Task to carry out: Every line that holds "frac" should be shown.

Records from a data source
━━━━━━━━━━
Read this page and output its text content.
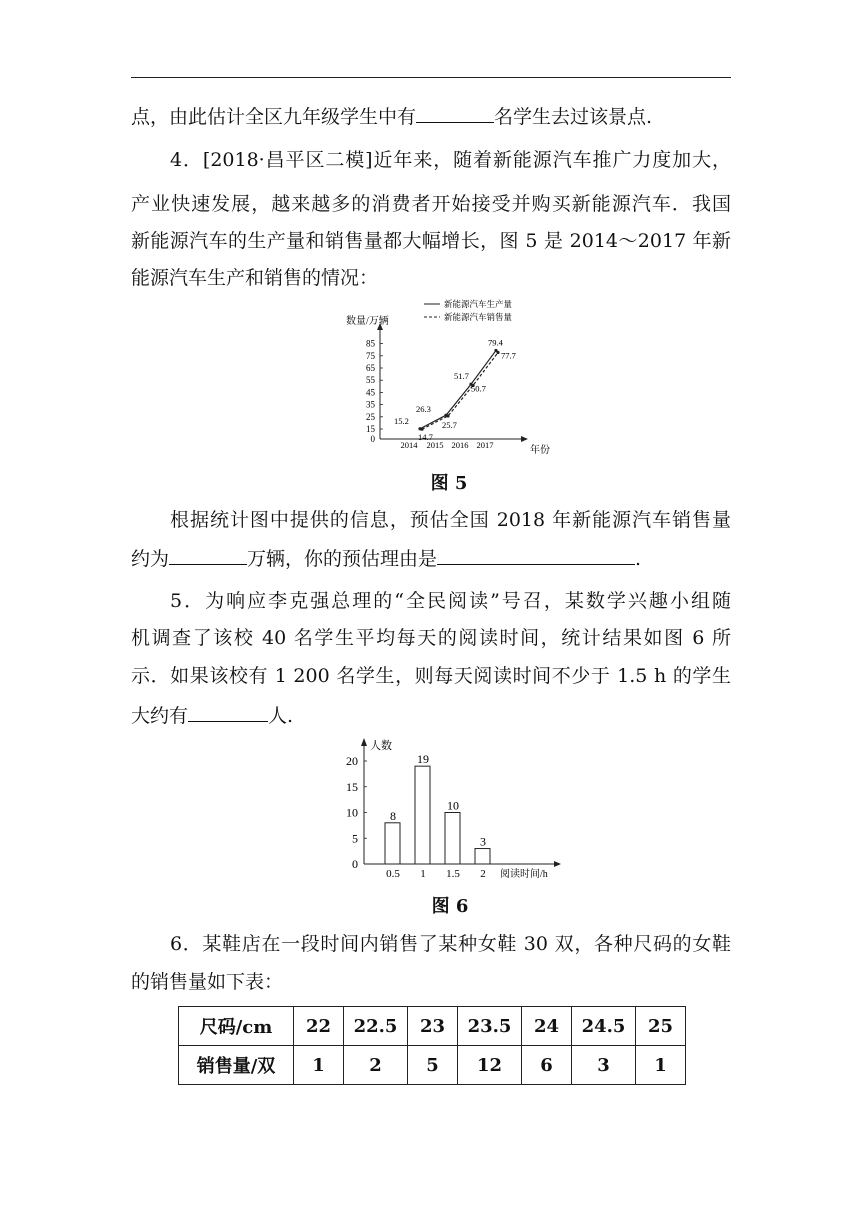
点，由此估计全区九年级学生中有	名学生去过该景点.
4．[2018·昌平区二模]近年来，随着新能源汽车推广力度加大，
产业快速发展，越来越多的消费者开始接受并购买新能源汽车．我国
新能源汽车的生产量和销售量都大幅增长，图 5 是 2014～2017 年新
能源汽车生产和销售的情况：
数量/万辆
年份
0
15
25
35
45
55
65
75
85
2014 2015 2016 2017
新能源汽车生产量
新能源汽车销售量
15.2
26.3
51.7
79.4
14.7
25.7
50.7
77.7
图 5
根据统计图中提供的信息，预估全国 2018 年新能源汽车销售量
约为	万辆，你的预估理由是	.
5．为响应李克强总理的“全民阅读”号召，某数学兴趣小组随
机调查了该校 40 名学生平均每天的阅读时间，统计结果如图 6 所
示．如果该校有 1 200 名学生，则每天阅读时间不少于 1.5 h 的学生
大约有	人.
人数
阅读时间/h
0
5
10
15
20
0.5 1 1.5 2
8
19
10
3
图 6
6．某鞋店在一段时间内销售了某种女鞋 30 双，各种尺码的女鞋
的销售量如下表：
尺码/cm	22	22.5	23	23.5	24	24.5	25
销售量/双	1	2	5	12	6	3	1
━━━━━━━━━━
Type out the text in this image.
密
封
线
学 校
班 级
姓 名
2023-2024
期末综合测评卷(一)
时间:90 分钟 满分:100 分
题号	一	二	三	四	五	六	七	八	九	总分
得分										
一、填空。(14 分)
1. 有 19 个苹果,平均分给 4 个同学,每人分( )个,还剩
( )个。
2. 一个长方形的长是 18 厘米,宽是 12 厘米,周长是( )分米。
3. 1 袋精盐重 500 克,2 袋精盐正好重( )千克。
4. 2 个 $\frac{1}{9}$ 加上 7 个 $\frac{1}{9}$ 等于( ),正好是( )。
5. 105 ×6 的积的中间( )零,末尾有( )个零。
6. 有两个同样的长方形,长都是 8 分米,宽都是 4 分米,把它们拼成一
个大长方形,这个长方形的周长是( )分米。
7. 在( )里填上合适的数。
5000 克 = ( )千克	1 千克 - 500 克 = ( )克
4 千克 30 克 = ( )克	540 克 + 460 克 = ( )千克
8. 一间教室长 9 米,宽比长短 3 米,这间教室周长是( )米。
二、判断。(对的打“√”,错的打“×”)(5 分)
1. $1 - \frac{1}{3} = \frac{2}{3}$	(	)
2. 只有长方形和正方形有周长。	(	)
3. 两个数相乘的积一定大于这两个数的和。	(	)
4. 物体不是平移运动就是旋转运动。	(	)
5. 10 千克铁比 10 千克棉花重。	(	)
━━━━━━━━━━
Final answer:
4. 2 个 $\frac{1}{9}$ 加上 7 个 $\frac{1}{9}$ 等于( ),正好是( )。
1. $1 - \frac{1}{3} = \frac{2}{3}$	(	)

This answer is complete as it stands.